## Objective
Count every line that includes the string "structured" in the entries that follow. Nothing besides the number is needed.
** begin Excerpted records **
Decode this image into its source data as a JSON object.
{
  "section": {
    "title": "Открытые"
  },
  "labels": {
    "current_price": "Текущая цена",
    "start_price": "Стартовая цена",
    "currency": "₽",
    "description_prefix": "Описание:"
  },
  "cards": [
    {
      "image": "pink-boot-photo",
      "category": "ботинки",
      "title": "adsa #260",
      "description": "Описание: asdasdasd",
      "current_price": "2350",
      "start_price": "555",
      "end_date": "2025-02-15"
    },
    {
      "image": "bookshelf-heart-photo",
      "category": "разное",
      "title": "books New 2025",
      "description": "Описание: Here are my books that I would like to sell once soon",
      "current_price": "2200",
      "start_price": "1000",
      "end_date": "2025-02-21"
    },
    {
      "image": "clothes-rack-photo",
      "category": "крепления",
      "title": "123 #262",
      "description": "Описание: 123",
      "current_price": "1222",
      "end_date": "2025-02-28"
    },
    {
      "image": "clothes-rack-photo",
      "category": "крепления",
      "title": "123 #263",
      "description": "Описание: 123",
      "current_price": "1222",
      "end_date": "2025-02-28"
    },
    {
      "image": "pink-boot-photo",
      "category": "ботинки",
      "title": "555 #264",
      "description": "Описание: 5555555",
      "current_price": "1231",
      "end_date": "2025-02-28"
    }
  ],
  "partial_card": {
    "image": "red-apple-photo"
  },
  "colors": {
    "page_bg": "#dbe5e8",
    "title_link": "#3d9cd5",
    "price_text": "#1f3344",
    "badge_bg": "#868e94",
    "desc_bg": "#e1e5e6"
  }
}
** end Excerpted records **
** begin Excerpted records **
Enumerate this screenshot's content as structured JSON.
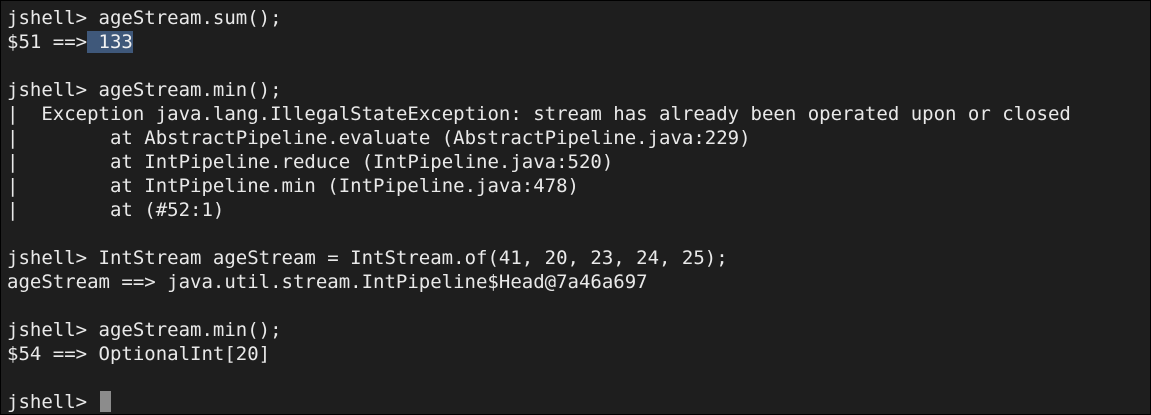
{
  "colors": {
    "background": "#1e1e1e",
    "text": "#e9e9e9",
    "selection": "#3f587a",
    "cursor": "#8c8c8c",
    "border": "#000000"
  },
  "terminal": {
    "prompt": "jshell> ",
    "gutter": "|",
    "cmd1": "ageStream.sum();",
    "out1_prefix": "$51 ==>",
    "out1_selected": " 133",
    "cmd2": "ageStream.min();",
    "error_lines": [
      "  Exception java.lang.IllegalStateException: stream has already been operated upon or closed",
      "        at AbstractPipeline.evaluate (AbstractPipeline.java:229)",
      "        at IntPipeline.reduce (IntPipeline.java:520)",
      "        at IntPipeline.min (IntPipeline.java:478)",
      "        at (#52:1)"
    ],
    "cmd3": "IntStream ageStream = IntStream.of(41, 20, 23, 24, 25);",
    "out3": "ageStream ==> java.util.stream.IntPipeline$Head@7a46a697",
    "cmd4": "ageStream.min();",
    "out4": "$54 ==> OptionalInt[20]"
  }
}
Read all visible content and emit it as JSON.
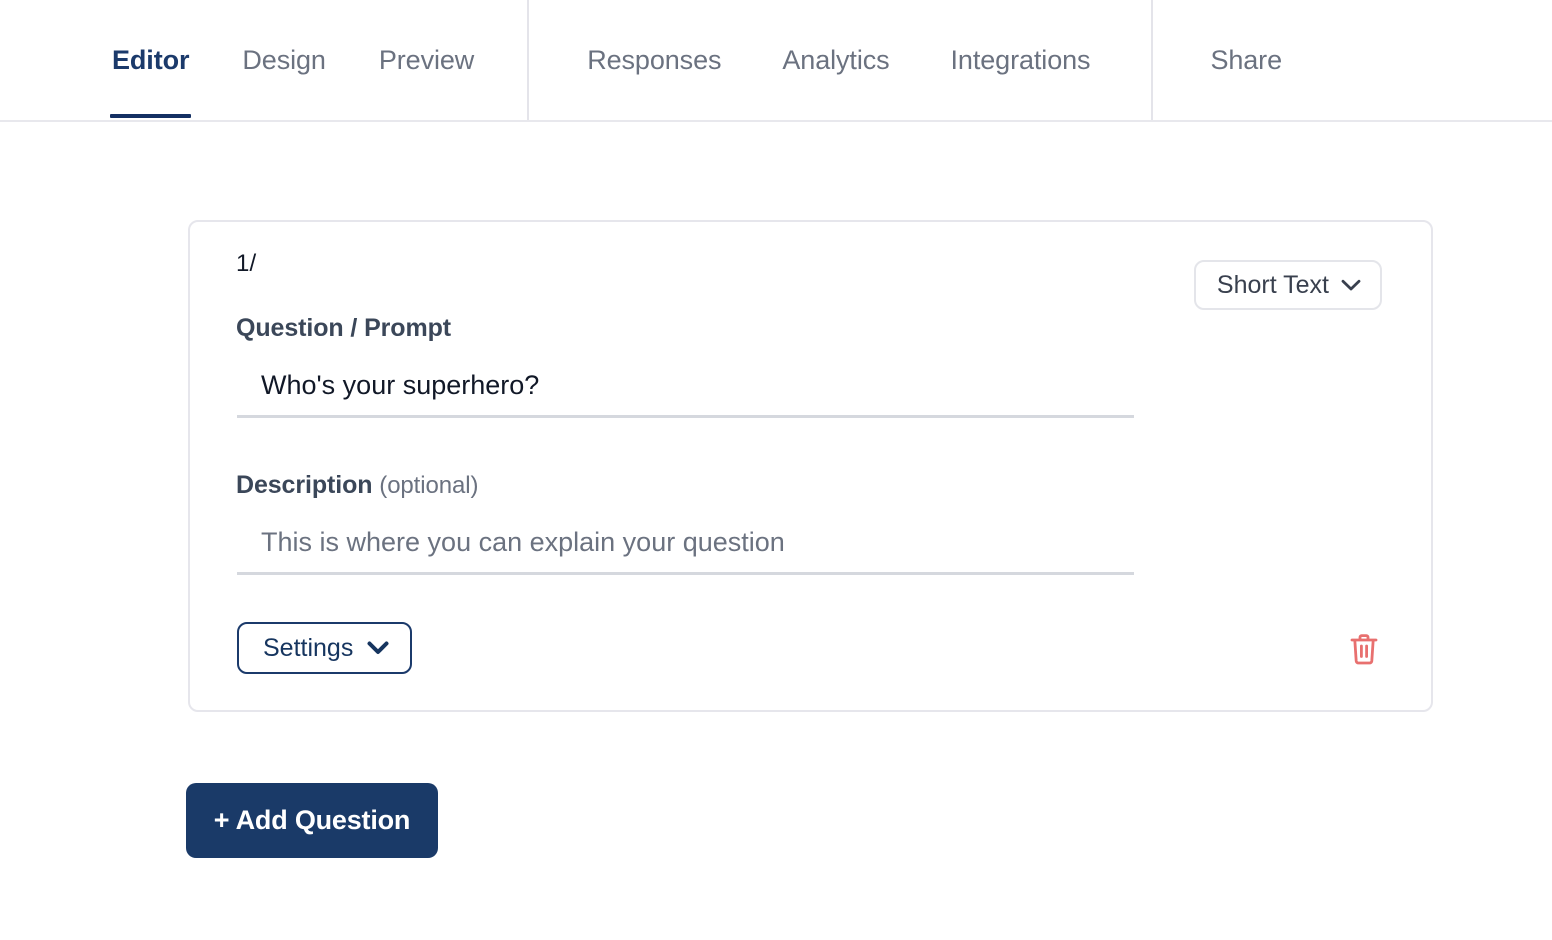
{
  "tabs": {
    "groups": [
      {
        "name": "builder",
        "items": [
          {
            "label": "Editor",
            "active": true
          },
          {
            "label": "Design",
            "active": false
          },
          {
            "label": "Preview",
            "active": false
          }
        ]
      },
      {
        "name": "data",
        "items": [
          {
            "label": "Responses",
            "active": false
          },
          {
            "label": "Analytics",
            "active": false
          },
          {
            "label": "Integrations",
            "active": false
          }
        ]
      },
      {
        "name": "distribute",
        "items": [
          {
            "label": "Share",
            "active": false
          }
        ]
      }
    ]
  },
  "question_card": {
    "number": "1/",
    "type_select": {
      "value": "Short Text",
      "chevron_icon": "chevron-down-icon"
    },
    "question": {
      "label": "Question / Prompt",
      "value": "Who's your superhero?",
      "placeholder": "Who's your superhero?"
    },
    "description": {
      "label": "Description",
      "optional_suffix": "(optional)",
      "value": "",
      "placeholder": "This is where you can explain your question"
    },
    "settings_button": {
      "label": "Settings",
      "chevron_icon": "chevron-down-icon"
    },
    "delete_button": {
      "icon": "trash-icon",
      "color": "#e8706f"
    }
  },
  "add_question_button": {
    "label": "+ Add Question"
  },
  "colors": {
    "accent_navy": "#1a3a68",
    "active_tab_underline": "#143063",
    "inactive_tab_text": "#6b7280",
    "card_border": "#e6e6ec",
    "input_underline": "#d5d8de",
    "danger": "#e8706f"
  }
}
** end Excerpted records **
** begin Excerpted records **
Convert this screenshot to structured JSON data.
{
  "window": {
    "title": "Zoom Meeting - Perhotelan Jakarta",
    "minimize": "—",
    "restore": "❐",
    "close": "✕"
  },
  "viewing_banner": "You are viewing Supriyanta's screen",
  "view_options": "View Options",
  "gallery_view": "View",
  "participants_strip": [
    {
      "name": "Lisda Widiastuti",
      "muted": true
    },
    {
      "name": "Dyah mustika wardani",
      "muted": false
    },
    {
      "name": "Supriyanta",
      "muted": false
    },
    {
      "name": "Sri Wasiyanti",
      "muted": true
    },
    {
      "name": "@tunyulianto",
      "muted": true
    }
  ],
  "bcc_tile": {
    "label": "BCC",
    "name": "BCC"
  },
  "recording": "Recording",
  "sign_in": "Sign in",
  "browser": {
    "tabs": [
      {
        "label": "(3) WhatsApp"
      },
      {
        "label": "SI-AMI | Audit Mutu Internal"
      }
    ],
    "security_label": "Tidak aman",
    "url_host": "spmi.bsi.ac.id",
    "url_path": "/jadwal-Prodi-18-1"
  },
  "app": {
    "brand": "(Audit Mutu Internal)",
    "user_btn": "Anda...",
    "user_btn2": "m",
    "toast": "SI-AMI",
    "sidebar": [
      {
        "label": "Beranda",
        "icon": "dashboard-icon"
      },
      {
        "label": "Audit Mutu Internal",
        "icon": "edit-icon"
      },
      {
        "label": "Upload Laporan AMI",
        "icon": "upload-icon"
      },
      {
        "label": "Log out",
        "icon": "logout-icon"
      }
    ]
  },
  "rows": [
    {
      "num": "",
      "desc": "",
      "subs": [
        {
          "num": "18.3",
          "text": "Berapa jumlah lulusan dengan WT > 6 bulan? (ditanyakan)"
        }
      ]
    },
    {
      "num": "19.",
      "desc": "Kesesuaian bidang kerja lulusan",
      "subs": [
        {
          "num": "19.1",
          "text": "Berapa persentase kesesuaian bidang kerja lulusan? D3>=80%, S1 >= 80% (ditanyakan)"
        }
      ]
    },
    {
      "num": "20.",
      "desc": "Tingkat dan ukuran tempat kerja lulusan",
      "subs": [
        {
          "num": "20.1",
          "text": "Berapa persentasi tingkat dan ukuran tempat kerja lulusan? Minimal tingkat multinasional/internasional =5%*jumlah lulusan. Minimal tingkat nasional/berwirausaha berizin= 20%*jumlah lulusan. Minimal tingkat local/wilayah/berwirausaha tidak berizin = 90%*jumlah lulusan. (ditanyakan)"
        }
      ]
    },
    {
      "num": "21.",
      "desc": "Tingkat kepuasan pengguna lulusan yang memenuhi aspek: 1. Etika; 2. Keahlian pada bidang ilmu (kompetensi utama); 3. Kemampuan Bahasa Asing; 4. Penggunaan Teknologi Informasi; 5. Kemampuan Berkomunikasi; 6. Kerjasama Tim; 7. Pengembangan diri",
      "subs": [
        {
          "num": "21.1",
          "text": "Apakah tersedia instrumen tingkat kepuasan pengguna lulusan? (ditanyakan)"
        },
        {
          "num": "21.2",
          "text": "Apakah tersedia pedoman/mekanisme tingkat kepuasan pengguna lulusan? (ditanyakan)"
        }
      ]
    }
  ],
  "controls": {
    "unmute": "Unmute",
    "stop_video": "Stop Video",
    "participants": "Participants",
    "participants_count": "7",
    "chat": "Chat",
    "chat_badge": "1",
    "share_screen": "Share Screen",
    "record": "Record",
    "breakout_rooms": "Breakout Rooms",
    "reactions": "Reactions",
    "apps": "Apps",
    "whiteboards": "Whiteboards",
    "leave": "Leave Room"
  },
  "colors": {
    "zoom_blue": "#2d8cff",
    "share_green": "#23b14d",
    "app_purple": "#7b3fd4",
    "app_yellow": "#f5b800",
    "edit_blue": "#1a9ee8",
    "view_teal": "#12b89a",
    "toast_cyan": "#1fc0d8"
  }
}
** end Excerpted records **
## Answer
2